(begin)
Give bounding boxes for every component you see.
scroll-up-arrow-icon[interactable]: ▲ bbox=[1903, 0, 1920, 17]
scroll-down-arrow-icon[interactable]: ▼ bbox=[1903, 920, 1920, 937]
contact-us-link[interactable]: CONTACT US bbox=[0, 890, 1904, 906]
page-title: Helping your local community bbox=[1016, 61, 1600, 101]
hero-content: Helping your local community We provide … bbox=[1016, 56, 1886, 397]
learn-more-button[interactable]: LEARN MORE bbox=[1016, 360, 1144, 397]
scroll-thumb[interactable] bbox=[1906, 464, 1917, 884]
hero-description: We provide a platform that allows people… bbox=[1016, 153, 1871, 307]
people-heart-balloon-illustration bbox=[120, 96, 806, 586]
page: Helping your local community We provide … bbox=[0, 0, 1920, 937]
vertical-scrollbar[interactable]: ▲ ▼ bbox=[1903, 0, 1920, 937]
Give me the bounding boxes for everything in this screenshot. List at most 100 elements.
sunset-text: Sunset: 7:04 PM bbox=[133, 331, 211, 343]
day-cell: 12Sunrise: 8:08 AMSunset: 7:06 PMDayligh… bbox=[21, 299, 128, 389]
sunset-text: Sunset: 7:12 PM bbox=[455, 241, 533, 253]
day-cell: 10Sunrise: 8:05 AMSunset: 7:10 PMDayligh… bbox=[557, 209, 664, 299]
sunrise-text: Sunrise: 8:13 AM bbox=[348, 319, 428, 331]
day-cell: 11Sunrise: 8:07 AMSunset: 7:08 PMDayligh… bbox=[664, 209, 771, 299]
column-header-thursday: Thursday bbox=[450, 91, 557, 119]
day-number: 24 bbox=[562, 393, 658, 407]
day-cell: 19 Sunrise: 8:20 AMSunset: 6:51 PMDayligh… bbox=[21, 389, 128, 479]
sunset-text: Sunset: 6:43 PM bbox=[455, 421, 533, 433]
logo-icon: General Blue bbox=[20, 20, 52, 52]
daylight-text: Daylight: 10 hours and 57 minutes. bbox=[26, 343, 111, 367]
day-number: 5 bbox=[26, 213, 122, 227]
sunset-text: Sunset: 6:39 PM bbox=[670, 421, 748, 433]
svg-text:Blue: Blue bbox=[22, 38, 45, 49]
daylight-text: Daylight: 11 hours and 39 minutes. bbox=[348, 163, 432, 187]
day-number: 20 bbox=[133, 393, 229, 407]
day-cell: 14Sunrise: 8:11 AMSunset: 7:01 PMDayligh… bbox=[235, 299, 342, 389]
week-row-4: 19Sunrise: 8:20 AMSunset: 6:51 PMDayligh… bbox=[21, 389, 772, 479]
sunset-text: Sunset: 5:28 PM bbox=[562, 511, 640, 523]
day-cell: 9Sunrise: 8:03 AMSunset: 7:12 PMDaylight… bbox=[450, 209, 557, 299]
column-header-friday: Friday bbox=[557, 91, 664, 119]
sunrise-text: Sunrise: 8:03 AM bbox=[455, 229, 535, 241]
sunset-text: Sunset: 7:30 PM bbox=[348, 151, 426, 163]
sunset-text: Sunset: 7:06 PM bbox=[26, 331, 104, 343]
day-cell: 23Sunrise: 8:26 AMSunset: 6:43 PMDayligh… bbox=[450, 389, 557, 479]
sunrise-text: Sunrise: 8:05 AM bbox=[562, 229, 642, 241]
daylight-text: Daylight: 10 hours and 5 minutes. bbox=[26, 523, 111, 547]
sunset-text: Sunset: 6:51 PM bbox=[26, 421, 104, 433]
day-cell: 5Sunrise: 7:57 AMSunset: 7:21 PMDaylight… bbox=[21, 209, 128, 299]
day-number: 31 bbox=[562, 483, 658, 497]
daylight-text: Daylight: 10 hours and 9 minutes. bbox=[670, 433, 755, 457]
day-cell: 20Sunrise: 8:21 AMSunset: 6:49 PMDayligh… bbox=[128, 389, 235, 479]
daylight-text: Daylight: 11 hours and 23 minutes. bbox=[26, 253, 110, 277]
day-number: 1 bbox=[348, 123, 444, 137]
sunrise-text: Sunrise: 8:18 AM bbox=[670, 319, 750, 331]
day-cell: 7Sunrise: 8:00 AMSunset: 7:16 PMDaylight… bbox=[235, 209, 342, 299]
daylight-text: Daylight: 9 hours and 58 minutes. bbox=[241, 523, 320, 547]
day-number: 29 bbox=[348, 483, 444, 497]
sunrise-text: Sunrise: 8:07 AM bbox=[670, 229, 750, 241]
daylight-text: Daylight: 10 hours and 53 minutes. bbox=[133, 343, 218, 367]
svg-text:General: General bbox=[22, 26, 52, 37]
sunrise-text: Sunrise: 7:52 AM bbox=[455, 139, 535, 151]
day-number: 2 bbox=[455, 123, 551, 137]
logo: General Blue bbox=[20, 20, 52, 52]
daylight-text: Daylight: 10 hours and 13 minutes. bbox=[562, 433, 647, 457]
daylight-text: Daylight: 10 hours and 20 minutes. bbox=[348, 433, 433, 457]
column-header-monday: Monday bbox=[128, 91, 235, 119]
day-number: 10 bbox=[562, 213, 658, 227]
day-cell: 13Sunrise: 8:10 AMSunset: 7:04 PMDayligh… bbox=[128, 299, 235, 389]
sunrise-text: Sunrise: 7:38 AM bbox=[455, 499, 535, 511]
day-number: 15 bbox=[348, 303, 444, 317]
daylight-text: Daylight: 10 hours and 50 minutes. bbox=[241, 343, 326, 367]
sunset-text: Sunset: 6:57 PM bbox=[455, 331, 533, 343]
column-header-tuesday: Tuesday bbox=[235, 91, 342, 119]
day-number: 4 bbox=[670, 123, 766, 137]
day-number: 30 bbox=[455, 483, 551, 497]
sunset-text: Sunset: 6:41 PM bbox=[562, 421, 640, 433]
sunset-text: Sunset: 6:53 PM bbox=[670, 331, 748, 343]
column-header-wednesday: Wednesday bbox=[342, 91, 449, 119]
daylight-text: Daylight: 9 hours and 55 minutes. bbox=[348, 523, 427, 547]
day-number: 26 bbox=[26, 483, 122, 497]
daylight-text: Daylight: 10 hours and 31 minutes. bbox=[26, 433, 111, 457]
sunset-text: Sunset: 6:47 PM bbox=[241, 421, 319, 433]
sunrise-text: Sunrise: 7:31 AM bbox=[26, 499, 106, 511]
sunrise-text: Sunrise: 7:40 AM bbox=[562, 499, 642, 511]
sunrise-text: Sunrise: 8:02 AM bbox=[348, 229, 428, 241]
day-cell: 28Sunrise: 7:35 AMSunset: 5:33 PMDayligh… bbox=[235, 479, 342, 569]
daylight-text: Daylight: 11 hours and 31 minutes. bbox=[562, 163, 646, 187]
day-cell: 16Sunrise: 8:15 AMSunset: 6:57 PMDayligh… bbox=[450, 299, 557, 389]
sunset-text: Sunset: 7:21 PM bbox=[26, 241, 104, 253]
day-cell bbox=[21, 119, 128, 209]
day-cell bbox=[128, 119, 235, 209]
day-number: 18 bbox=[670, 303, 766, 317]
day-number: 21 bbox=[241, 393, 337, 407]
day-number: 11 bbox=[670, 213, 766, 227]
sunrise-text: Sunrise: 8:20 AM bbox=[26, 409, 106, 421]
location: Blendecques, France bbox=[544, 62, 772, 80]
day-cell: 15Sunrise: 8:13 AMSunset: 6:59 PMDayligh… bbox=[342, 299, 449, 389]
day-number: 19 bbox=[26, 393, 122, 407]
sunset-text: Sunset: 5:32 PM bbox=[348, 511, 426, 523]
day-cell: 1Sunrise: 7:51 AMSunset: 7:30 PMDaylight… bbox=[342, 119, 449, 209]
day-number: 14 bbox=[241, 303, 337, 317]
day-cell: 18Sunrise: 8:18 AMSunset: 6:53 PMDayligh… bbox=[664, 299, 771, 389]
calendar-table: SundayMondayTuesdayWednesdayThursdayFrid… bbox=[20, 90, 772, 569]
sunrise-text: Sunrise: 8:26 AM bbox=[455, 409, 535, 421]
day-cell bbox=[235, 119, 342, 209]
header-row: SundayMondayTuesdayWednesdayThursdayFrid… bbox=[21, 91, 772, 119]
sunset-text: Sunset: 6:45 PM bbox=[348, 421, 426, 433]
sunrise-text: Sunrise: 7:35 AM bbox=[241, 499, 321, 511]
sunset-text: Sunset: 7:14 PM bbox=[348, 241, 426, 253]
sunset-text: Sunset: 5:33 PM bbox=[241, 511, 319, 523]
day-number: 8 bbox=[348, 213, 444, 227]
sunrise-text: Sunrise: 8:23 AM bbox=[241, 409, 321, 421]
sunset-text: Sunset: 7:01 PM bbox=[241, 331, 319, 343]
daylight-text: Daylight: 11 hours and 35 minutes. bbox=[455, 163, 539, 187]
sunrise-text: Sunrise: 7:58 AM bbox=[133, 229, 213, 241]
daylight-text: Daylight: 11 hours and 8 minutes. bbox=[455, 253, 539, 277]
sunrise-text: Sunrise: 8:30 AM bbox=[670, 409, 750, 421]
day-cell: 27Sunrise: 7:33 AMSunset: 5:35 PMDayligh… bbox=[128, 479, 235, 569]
(end)
### [Short problem]
Rewrite the data from its first line through the line containing "page-title: Helping your", replacing "community" with "neighborhood" and leaving everything else unchanged.

### [Answer to this problem]
Give bounding boxes for every component you see.
scroll-up-arrow-icon[interactable]: ▲ bbox=[1903, 0, 1920, 17]
scroll-down-arrow-icon[interactable]: ▼ bbox=[1903, 920, 1920, 937]
contact-us-link[interactable]: CONTACT US bbox=[0, 890, 1904, 906]
page-title: Helping your local neighborhood bbox=[1016, 61, 1600, 101]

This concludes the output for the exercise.